• **Goal of the exercise**: All of the data should be output character for character, except the pictures.

--- start Records for this exercise ---

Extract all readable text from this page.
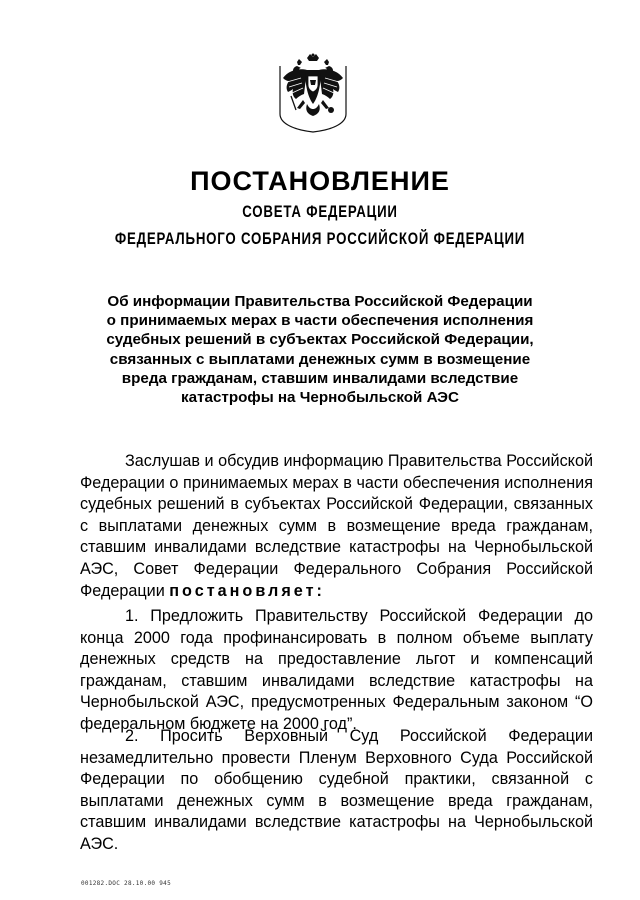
ПОСТАНОВЛЕНИЕ
СОВЕТА ФЕДЕРАЦИИ
ФЕДЕРАЛЬНОГО СОБРАНИЯ РОССИЙСКОЙ ФЕДЕРАЦИИ
Об информации Правительства Российской Федерации
о принимаемых мерах в части обеспечения исполнения
судебных решений в субъектах Российской Федерации,
связанных с выплатами денежных сумм в возмещение
вреда гражданам, ставшим инвалидами вследствие
катастрофы на Чернобыльской АЭС

Заслушав и обсудив информацию Правительства Российской Федерации о принимаемых мерах в части обеспечения исполнения судебных решений в субъектах Российской Федерации, связанных с выплатами денежных сумм в возмещение вреда гражданам, ставшим инвалидами вследствие катастрофы на Чернобыльской АЭС, Совет Федерации Федерального Собрания Российской Федерации постановляет:

1. Предложить Правительству Российской Федерации до конца 2000 года профинансировать в полном объеме выплату денежных средств на предоставление льгот и компенсаций гражданам, ставшим инвалидами вследствие катастрофы на Чернобыльской АЭС, предусмотренных Федеральным законом “О федеральном бюджете на 2000 год”.

2. Просить Верховный Суд Российской Федерации незамедлительно провести Пленум Верховного Суда Российской Федерации по обобщению судебной практики, связанной с выплатами денежных сумм в возмещение вреда гражданам, ставшим инвалидами вследствие катастрофы на Чернобыльской АЭС.

001282.DOC 28.10.00 945
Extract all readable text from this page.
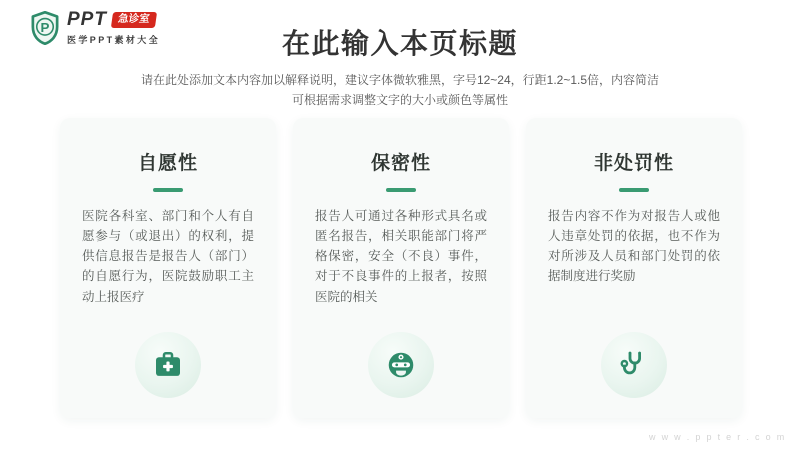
P PPT 急诊室
医学PPT素材大全	在此输入本页标题
请在此处添加文本内容加以解释说明，建议字体微软雅黑，字号12~24，行距1.2~1.5倍，内容简洁
可根据需求调整文字的大小或颜色等属性
自愿性

医院各科室、部门和个人有自愿参与（或退出）的权利，提供信息报告是报告人（部门）的自愿行为，医院鼓励职工主动上报医疗

保密性

报告人可通过各种形式具名或匿名报告，相关职能部门将严格保密，安全（不良）事件，对于不良事件的上报者，按照医院的相关

非处罚性

报告内容不作为对报告人或他人违章处罚的依据，也不作为对所涉及人员和部门处罚的依据制度进行奖励

w w w . p p t e r . c o m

--- end Records for this exercise ---

• **Written response**:
Extract all readable text from this page.
ПОСТАНОВЛЕНИЕ
СОВЕТА ФЕДЕРАЦИИ
ФЕДЕРАЛЬНОГО СОБРАНИЯ РОССИЙСКОЙ ФЕДЕРАЦИИ
Об информации Правительства Российской Федерации
о принимаемых мерах в части обеспечения исполнения
судебных решений в субъектах Российской Федерации,
связанных с выплатами денежных сумм в возмещение
вреда гражданам, ставшим инвалидами вследствие
катастрофы на Чернобыльской АЭС

Заслушав и обсудив информацию Правительства Российской Федерации о принимаемых мерах в части обеспечения исполнения судебных решений в субъектах Российской Федерации, связанных с выплатами денежных сумм в возмещение вреда гражданам, ставшим инвалидами вследствие катастрофы на Чернобыльской АЭС, Совет Федерации Федерального Собрания Российской Федерации постановляет:

1. Предложить Правительству Российской Федерации до конца 2000 года профинансировать в полном объеме выплату денежных средств на предоставление льгот и компенсаций гражданам, ставшим инвалидами вследствие катастрофы на Чернобыльской АЭС, предусмотренных Федеральным законом “О федеральном бюджете на 2000 год”.

2. Просить Верховный Суд Российской Федерации незамедлительно провести Пленум Верховного Суда Российской Федерации по обобщению судебной практики, связанной с выплатами денежных сумм в возмещение вреда гражданам, ставшим инвалидами вследствие катастрофы на Чернобыльской АЭС.

001282.DOC 28.10.00 945
Extract all readable text from this page.
P PPT 急诊室
医学PPT素材大全	在此输入本页标题
请在此处添加文本内容加以解释说明，建议字体微软雅黑，字号12~24，行距1.2~1.5倍，内容简洁
可根据需求调整文字的大小或颜色等属性
自愿性

医院各科室、部门和个人有自愿参与（或退出）的权利，提供信息报告是报告人（部门）的自愿行为，医院鼓励职工主动上报医疗

保密性

报告人可通过各种形式具名或匿名报告，相关职能部门将严格保密，安全（不良）事件，对于不良事件的上报者，按照医院的相关

非处罚性

报告内容不作为对报告人或他人违章处罚的依据，也不作为对所涉及人员和部门处罚的依据制度进行奖励

w w w . p p t e r . c o m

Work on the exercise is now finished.